** Start Material to process **

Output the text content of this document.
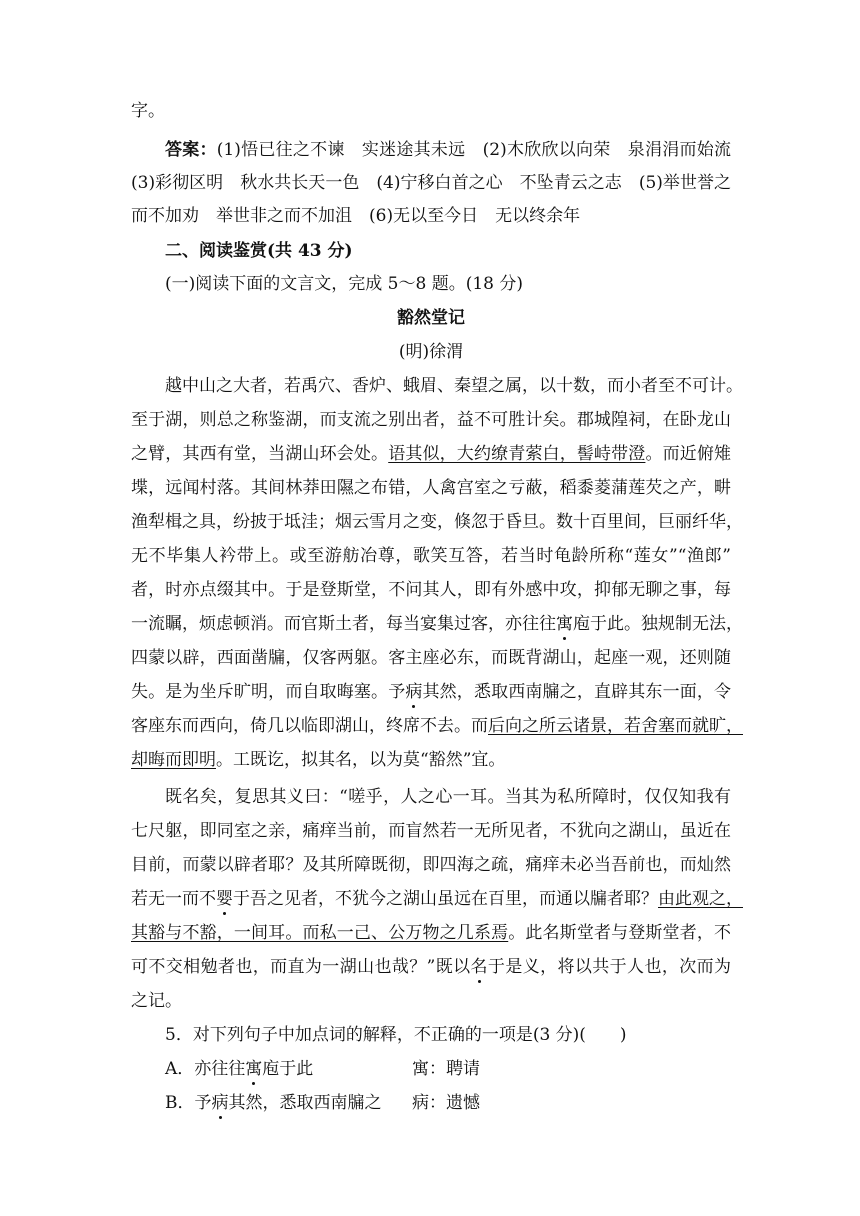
字。
答案：(1)悟已往之不谏　实迷途其未远　(2)木欣欣以向荣　泉涓涓而始流
(3)彩彻区明　秋水共长天一色　(4)宁移白首之心　不坠青云之志　(5)举世誉之
而不加劝　举世非之而不加沮　(6)无以至今日　无以终余年
二、阅读鉴赏(共 43 分)
(一)阅读下面的文言文，完成 5～8 题。(18 分)
豁然堂记
(明)徐渭
越中山之大者，若禹穴、香炉、蛾眉、秦望之属，以十数，而小者至不可计。
至于湖，则总之称鉴湖，而支流之别出者，益不可胜计矣。郡城隍祠，在卧龙山
之臂，其西有堂，当湖山环会处。语其似，大约缭青萦白，髻峙带澄。而近俯雉
堞，远闻村落。其间林莽田隰之布错，人禽宫室之亏蔽，稻黍菱蒲莲芡之产，畊
渔犁楫之具，纷披于坻洼；烟云雪月之变，倏忽于昏旦。数十百里间，巨丽纤华，
无不毕集人衿带上。或至游舫冶尊，歌笑互答，若当时龟龄所称“莲女”“渔郎”
者，时亦点缀其中。于是登斯堂，不问其人，即有外感中攻，抑郁无聊之事，每
一流瞩，烦虑顿消。而官斯土者，每当宴集过客，亦往往寓庖于此。独规制无法，
四蒙以辟，西面凿牖，仅客两躯。客主座必东，而既背湖山，起座一观，还则随
失。是为坐斥旷明，而自取晦塞。予病其然，悉取西南牖之，直辟其东一面，令
客座东而西向，倚几以临即湖山，终席不去。而后向之所云诸景，若舍塞而就旷，
却晦而即明。工既讫，拟其名，以为莫“豁然”宜。
既名矣，复思其义曰：“嗟乎，人之心一耳。当其为私所障时，仅仅知我有
七尺躯，即同室之亲，痛痒当前，而盲然若一无所见者，不犹向之湖山，虽近在
目前，而蒙以辟者耶？及其所障既彻，即四海之疏，痛痒未必当吾前也，而灿然
若无一而不婴于吾之见者，不犹今之湖山虽远在百里，而通以牖者耶？由此观之，
其豁与不豁，一间耳。而私一己、公万物之几系焉。此名斯堂者与登斯堂者，不
可不交相勉者也，而直为一湖山也哉？”既以名于是义，将以共于人也，次而为
之记。
5．对下列句子中加点词的解释，不正确的一项是(3 分)(　　)
A．亦往往寓庖于此	寓：聘请
B．予病其然，悉取西南牖之 病：遗憾
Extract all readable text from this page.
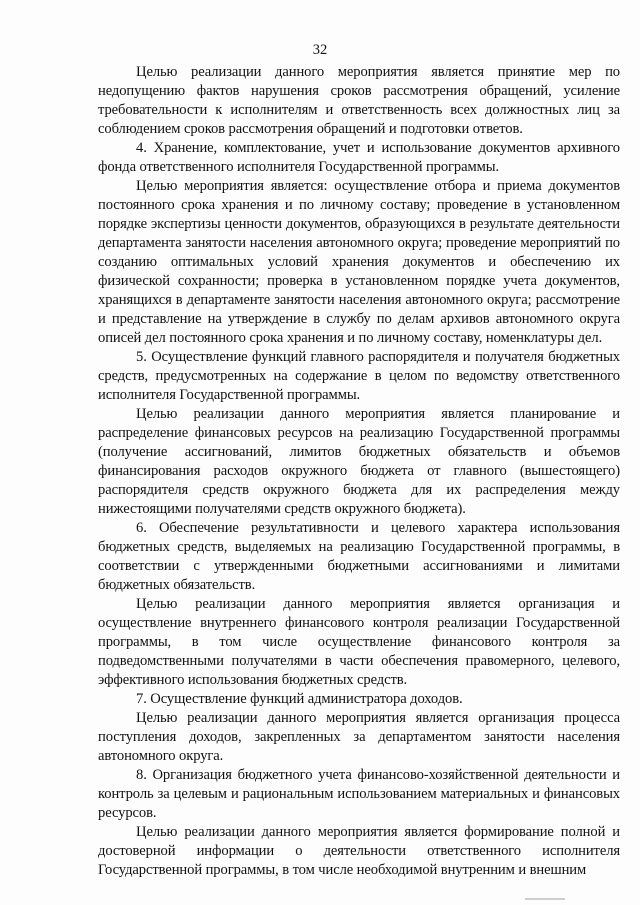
32

Целью реализации данного мероприятия является принятие мер по недопущению фактов нарушения сроков рассмотрения обращений, усиление требовательности к исполнителям и ответственность всех должностных лиц за соблюдением сроков рассмотрения обращений и подготовки ответов.

4. Хранение, комплектование, учет и использование документов архивного фонда ответственного исполнителя Государственной программы.

Целью мероприятия является: осуществление отбора и приема документов постоянного срока хранения и по личному составу; проведение в установленном порядке экспертизы ценности документов, образующихся в результате деятельности департамента занятости населения автономного округа; проведение мероприятий по созданию оптимальных условий хранения документов и обеспечению их физической сохранности; проверка в установленном порядке учета документов, хранящихся в департаменте занятости населения автономного округа; рассмотрение и представление на утверждение в службу по делам архивов автономного округа описей дел постоянного срока хранения и по личному составу, номенклатуры дел.

5. Осуществление функций главного распорядителя и получателя бюджетных средств, предусмотренных на содержание в целом по ведомству ответственного исполнителя Государственной программы.

Целью реализации данного мероприятия является планирование и распределение финансовых ресурсов на реализацию Государственной программы (получение ассигнований, лимитов бюджетных обязательств и объемов финансирования расходов окружного бюджета от главного (вышестоящего) распорядителя средств окружного бюджета для их распределения между нижестоящими получателями средств окружного бюджета).

6. Обеспечение результативности и целевого характера использования бюджетных средств, выделяемых на реализацию Государственной программы, в соответствии с утвержденными бюджетными ассигнованиями и лимитами бюджетных обязательств.

Целью реализации данного мероприятия является организация и осуществление внутреннего финансового контроля реализации Государственной программы, в том числе осуществление финансового контроля за подведомственными получателями в части обеспечения правомерного, целевого, эффективного использования бюджетных средств.

7. Осуществление функций администратора доходов.

Целью реализации данного мероприятия является организация процесса поступления доходов, закрепленных за департаментом занятости населения автономного округа.

8. Организация бюджетного учета финансово-хозяйственной деятельности и контроль за целевым и рациональным использованием материальных и финансовых ресурсов.

Целью реализации данного мероприятия является формирование полной и достоверной информации о деятельности ответственного исполнителя Государственной программы, в том числе необходимой внутренним и внешним
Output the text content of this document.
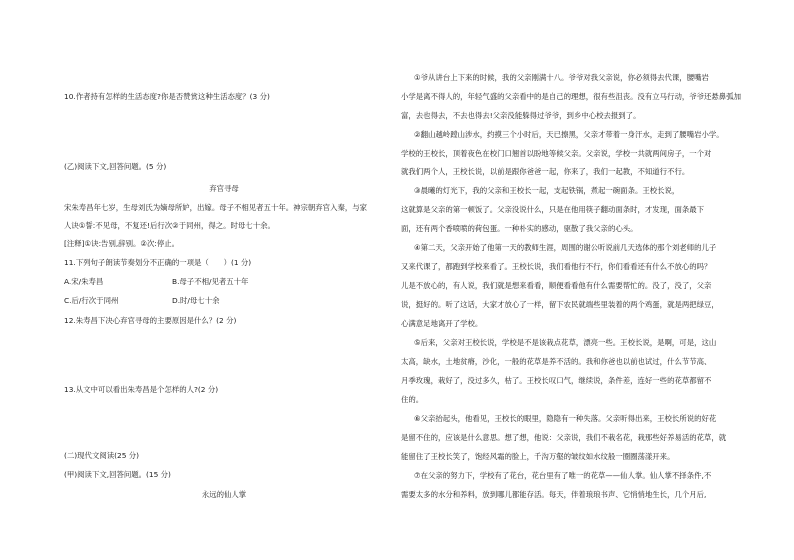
10.作者持有怎样的生活态度?你是否赞赏这种生活态度？(3 分)
(乙)阅读下文,回答问题。(5 分)
弃官寻母
宋朱寿昌年七岁，生母刘氏为嫡母所妒，出嫁。母子不相见者五十年。神宗朝弃官入秦，与家
人诀①誓:不见母，不复还!后行次②于同州，得之。时母七十余。
[注释]①诀:告别,辞别。②次:停止。
11.下列句子朗读节奏划分不正确的一项是（　　）(1 分)
A.宋/朱寿昌	B.母子不相/见者五十年
C.后/行次于同州	D.时/母七十余
12.朱寿昌下决心弃官寻母的主要原因是什么？(2 分)
13.从文中可以看出朱寿昌是个怎样的人?(2 分)
(二)现代文阅读(25 分)
(甲)阅读下文,回答问题。(15 分)
永远的仙人掌
①爷从讲台上下来的时候，我的父亲刚满十八。爷爷对我父亲说，你必须得去代课，腰嘴岩
小学是离不得人的，年轻气盛的父亲看中的是自己的理想，很有些沮丧。没有立马行动，爷爷还悬鼻弧加
富，去也得去，不去也得去!父亲没能躲得过爷爷，到乡中心校去报到了。
②翻山越岭蹚山涉水，约摸三个小时后，天已擦黑，父亲才带着一身汗水，走到了腰嘴岩小学。
学校的王校长，顶着夜色在校门口翘首以盼地等候父亲。父亲说，学校一共就两间房子，一个对
就我们两个人，王校长说，以前是跟你爸爸一起，你来了，我们一起教，不知道行不行。
③晨曦的灯光下，我的父亲和王校长一起，支起铁锅，煮起一碗面条。王校长说，
这就算是父亲的第一顿饭了。父亲没说什么，只是在他用筷子翻动面条时，才发现，面条最下
面，还有两个香喷喷的荷包蛋。一种朴实的感动，驱散了我父亲的心头。
④第二天，父亲开始了他第一天的教师生涯，周围的谢公听说前几天选体的那个刘老师的儿子
又来代课了，都跑到学校来看了。王校长说，我们看他行不行，你们看看还有什么不放心的吗？
儿是不放心的，有人说，我们就是想来看看，顺便看看他有什么需要帮忙的。没了，没了，父亲
说，挺好的。听了这话，大家才放心了一样，留下农民就端些里装着的两个鸡蛋，就是两把绿豆，
心满意足地离开了学校。
⑤后来，父亲对王校长说，学校是不是该栽点花草，漂亮一些。王校长说，是啊，可是，这山
太高，缺水，土地贫瘠，沙化，一般的花草是养不活的。我和你爸也以前也试过，什么节节高、
月季玫瑰，栽好了，没过多久，枯了。王校长叹口气，继续说，条件差，连好一些的花草都留不
住的。
⑥父亲抬起头，他看见，王校长的眼里，隐隐有一种失落。父亲听得出来，王校长所说的好花
是留不住的，应该是什么意思。想了想，他说：父亲说，我们不栽名花，栽那些好养易活的花草，就
能留住了王校长笑了，饱经风霜的脸上，千沟万壑的皱纹如水纹般一圈圈荡漾开来。
⑦在父亲的努力下，学校有了花台，花台里有了唯一的花草——仙人掌。仙人掌不择条件,不
需要太多的水分和养料，放到哪儿都能存活。每天，伴着琅琅书声、它悄悄地生长，几个月后,
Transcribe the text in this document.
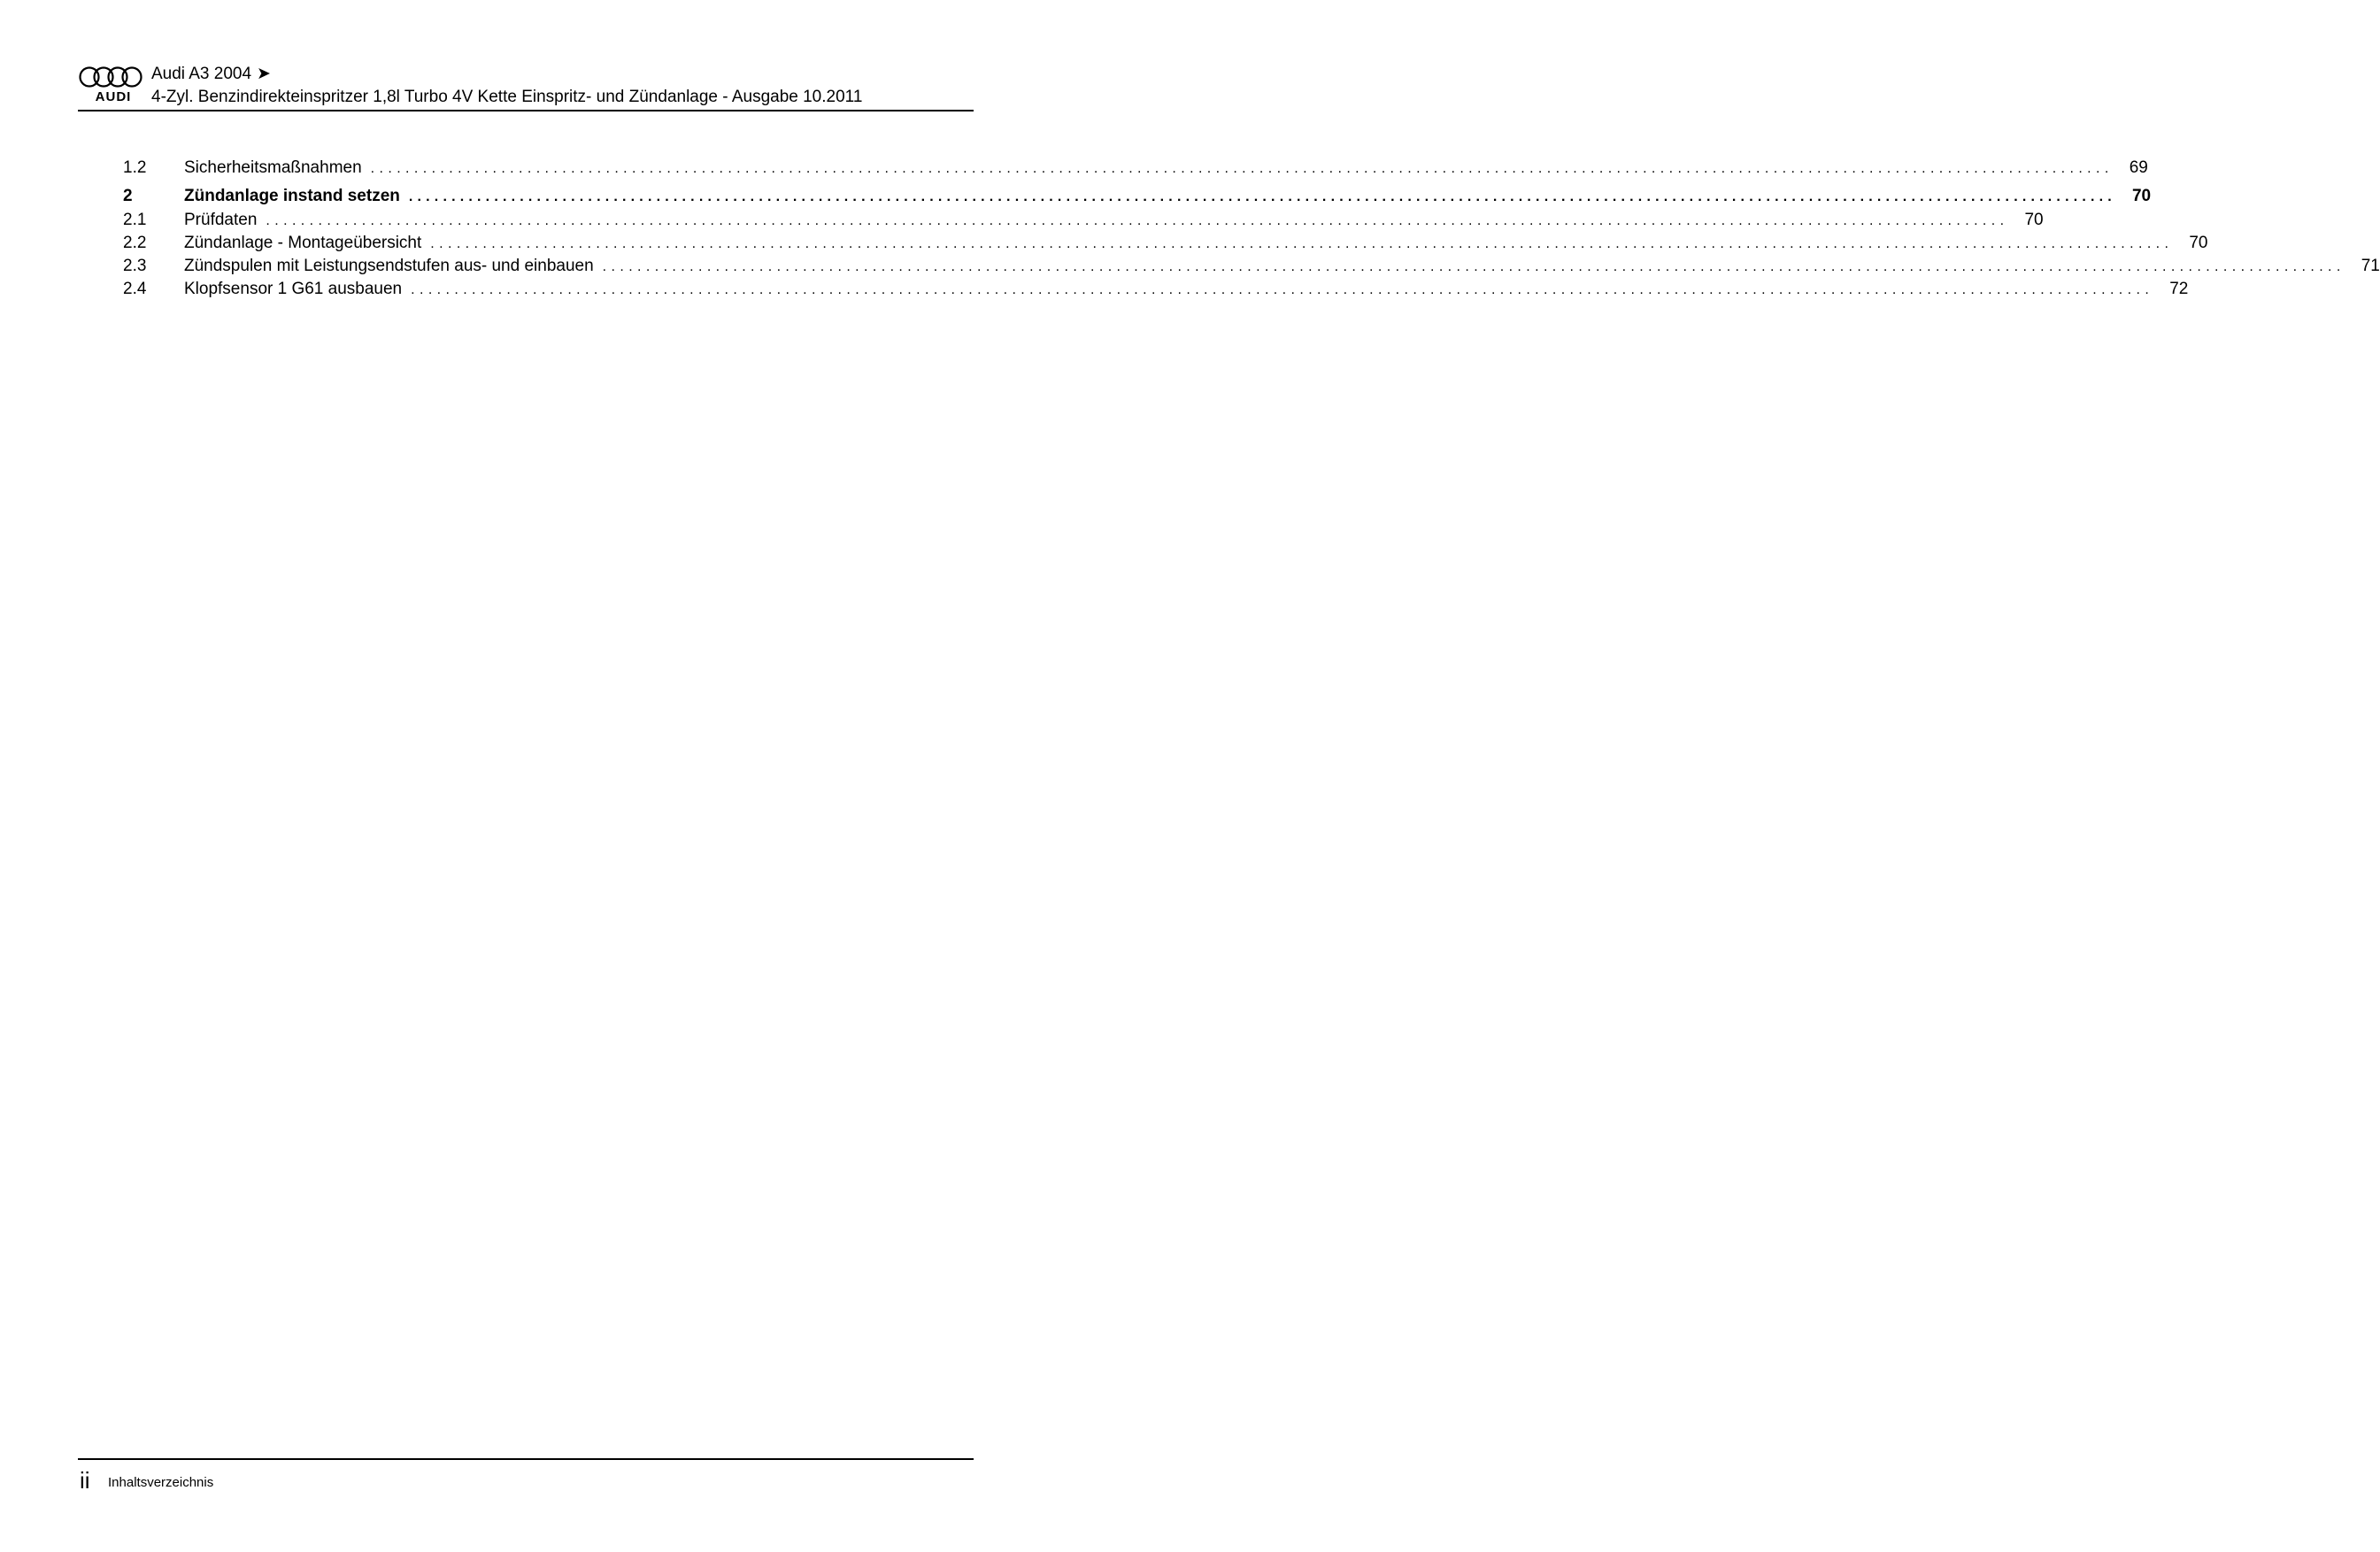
AUDI
Audi A3 2004 ➤
4-Zyl. Benzindirekteinspritzer 1,8l Turbo 4V Kette Einspritz- und Zündanlage - Ausgabe 10.2011
1.2	Sicherheitsmaßnahmen ........................................................................................................................................................................................................ 69
2	Zündanlage instand setzen ........................................................................................................................................................................................................ 70
2.1	Prüfdaten ........................................................................................................................................................................................................ 70
2.2	Zündanlage - Montageübersicht ........................................................................................................................................................................................................ 70
2.3	Zündspulen mit Leistungsendstufen aus- und einbauen ........................................................................................................................................................................................................ 71
2.4	Klopfsensor 1 G61 ausbauen ........................................................................................................................................................................................................ 72
ii Inhaltsverzeichnis
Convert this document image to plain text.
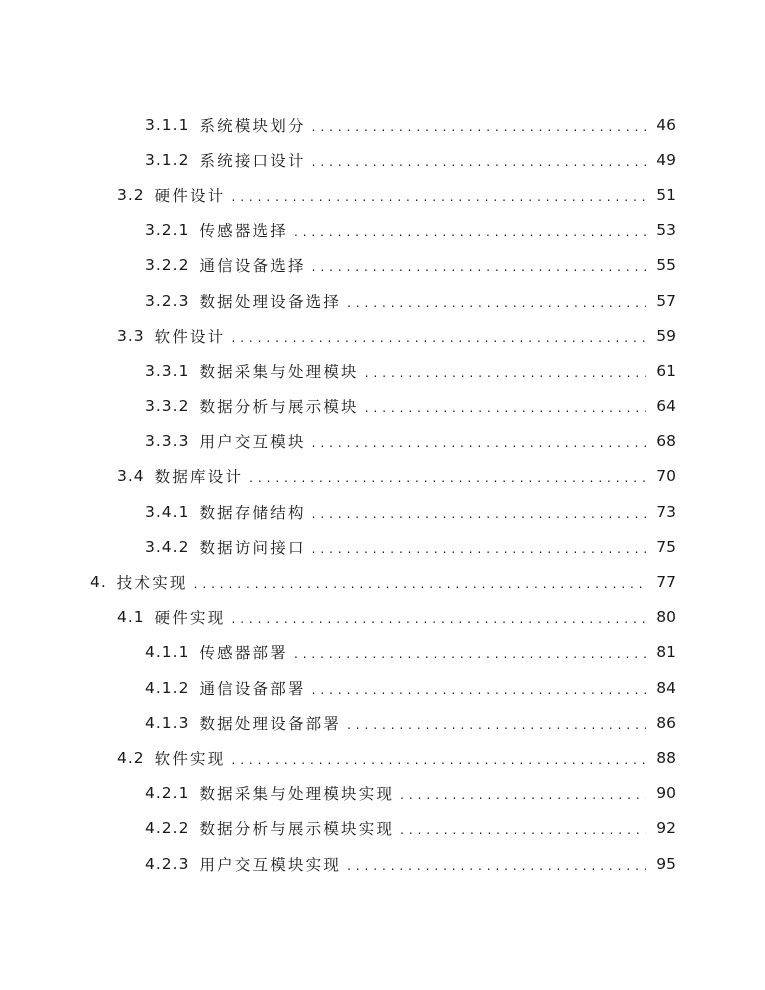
3.1.1 系统模块划分 . . .	46
3.1.2 系统接口设计 . . .	49
3.2 硬件设计 . . .	51
3.2.1 传感器选择 . . .	53
3.2.2 通信设备选择 . . .	55
3.2.3 数据处理设备选择 . . .	57
3.3 软件设计 . . .	59
3.3.1 数据采集与处理模块 . . .	61
3.3.2 数据分析与展示模块 . . .	64
3.3.3 用户交互模块 . . .	68
3.4 数据库设计 . . .	70
3.4.1 数据存储结构 . . .	73
3.4.2 数据访问接口 . . .	75
4. 技术实现 . . .	77
4.1 硬件实现 . . .	80
4.1.1 传感器部署 . . .	81
4.1.2 通信设备部署 . . .	84
4.1.3 数据处理设备部署 . . .	86
4.2 软件实现 . . .	88
4.2.1 数据采集与处理模块实现 . . .	90
4.2.2 数据分析与展示模块实现 . . .	92
4.2.3 用户交互模块实现 . . .	95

** End Material to process **

Extract every line containing the string "обязательств" from the material.

Целью реализации данного мероприятия является планирование и распределение финансовых ресурсов на реализацию Государственной программы (получение ассигнований, лимитов бюджетных обязательств и объемов финансирования расходов окружного бюджета от главного (вышестоящего) распорядителя средств окружного бюджета для их распределения между нижестоящими получателями средств окружного бюджета).
6. Обеспечение результативности и целевого характера использования бюджетных средств, выделяемых на реализацию Государственной программы, в соответствии с утвержденными бюджетными ассигнованиями и лимитами бюджетных обязательств.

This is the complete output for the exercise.